— START Material provided —

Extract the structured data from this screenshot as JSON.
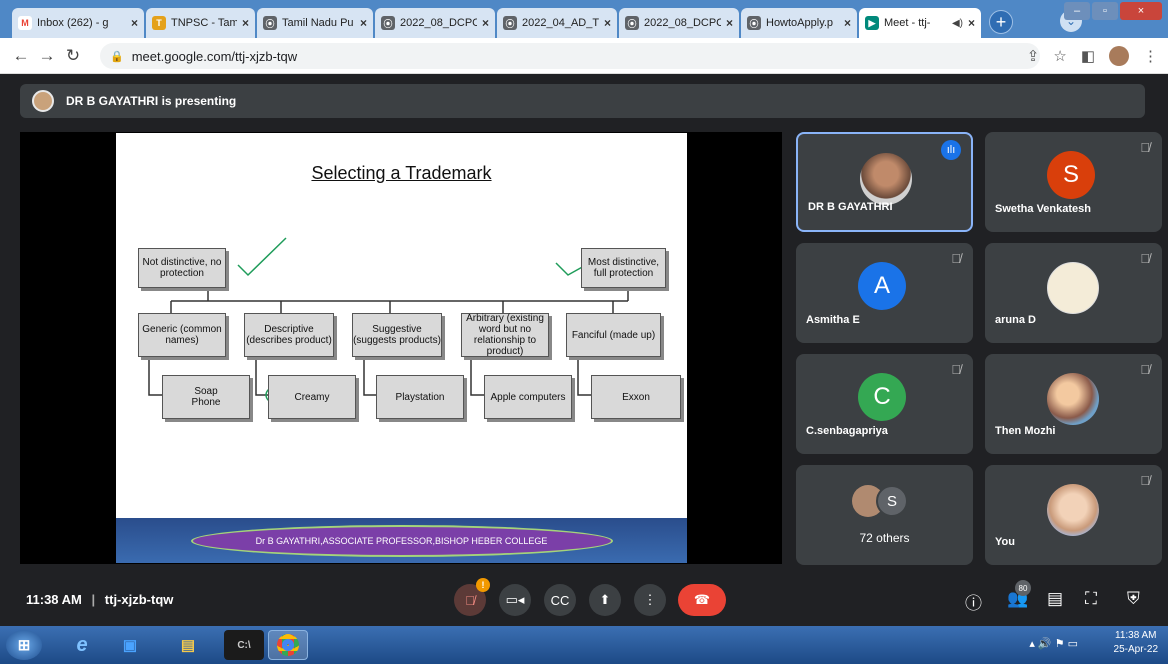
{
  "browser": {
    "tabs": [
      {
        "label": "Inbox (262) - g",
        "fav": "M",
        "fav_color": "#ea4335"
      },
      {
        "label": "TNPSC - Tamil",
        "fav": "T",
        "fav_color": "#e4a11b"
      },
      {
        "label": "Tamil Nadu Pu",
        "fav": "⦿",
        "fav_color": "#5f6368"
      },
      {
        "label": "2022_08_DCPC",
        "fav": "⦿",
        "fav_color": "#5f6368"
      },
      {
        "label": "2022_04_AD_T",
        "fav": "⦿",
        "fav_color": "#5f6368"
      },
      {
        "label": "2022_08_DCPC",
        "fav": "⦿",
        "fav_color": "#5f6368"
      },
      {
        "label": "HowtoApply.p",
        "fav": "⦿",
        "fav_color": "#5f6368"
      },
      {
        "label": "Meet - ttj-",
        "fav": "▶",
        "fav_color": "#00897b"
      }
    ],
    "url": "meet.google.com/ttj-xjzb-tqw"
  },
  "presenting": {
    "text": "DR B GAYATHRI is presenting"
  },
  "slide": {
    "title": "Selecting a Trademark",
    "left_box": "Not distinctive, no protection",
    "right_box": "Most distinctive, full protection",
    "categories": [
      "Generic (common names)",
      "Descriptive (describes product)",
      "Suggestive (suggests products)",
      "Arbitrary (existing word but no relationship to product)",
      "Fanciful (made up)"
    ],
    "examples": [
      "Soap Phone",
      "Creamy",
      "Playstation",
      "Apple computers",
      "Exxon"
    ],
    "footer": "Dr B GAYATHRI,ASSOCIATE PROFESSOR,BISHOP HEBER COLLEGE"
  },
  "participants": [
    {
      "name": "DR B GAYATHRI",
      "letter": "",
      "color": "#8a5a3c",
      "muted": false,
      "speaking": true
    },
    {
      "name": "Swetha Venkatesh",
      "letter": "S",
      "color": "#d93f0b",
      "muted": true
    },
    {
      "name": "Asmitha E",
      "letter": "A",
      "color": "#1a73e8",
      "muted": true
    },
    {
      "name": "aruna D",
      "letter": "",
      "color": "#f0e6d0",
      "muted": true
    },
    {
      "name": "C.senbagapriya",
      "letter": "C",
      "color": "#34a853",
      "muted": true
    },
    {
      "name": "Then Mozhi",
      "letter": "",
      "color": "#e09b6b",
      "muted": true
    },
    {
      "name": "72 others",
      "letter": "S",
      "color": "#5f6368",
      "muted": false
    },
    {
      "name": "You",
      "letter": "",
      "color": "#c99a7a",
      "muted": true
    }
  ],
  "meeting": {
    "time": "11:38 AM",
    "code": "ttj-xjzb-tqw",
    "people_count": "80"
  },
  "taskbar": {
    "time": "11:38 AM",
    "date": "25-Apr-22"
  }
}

— END Material provided —

Exercise description:
Please write out all of the material above without changing a word, and omit any pictures.

In response:
Extract the structured data from this screenshot as JSON.
{
  "browser": {
    "tabs": [
      {
        "label": "Inbox (262) - g",
        "fav": "M",
        "fav_color": "#ea4335"
      },
      {
        "label": "TNPSC - Tamil",
        "fav": "T",
        "fav_color": "#e4a11b"
      },
      {
        "label": "Tamil Nadu Pu",
        "fav": "⦿",
        "fav_color": "#5f6368"
      },
      {
        "label": "2022_08_DCPC",
        "fav": "⦿",
        "fav_color": "#5f6368"
      },
      {
        "label": "2022_04_AD_T",
        "fav": "⦿",
        "fav_color": "#5f6368"
      },
      {
        "label": "2022_08_DCPC",
        "fav": "⦿",
        "fav_color": "#5f6368"
      },
      {
        "label": "HowtoApply.p",
        "fav": "⦿",
        "fav_color": "#5f6368"
      },
      {
        "label": "Meet - ttj-",
        "fav": "▶",
        "fav_color": "#00897b"
      }
    ],
    "url": "meet.google.com/ttj-xjzb-tqw"
  },
  "presenting": {
    "text": "DR B GAYATHRI is presenting"
  },
  "slide": {
    "title": "Selecting a Trademark",
    "left_box": "Not distinctive, no protection",
    "right_box": "Most distinctive, full protection",
    "categories": [
      "Generic (common names)",
      "Descriptive (describes product)",
      "Suggestive (suggests products)",
      "Arbitrary (existing word but no relationship to product)",
      "Fanciful (made up)"
    ],
    "examples": [
      "Soap Phone",
      "Creamy",
      "Playstation",
      "Apple computers",
      "Exxon"
    ],
    "footer": "Dr B GAYATHRI,ASSOCIATE PROFESSOR,BISHOP HEBER COLLEGE"
  },
  "participants": [
    {
      "name": "DR B GAYATHRI",
      "letter": "",
      "color": "#8a5a3c",
      "muted": false,
      "speaking": true
    },
    {
      "name": "Swetha Venkatesh",
      "letter": "S",
      "color": "#d93f0b",
      "muted": true
    },
    {
      "name": "Asmitha E",
      "letter": "A",
      "color": "#1a73e8",
      "muted": true
    },
    {
      "name": "aruna D",
      "letter": "",
      "color": "#f0e6d0",
      "muted": true
    },
    {
      "name": "C.senbagapriya",
      "letter": "C",
      "color": "#34a853",
      "muted": true
    },
    {
      "name": "Then Mozhi",
      "letter": "",
      "color": "#e09b6b",
      "muted": true
    },
    {
      "name": "72 others",
      "letter": "S",
      "color": "#5f6368",
      "muted": false
    },
    {
      "name": "You",
      "letter": "",
      "color": "#c99a7a",
      "muted": true
    }
  ],
  "meeting": {
    "time": "11:38 AM",
    "code": "ttj-xjzb-tqw",
    "people_count": "80"
  },
  "taskbar": {
    "time": "11:38 AM",
    "date": "25-Apr-22"
  }
}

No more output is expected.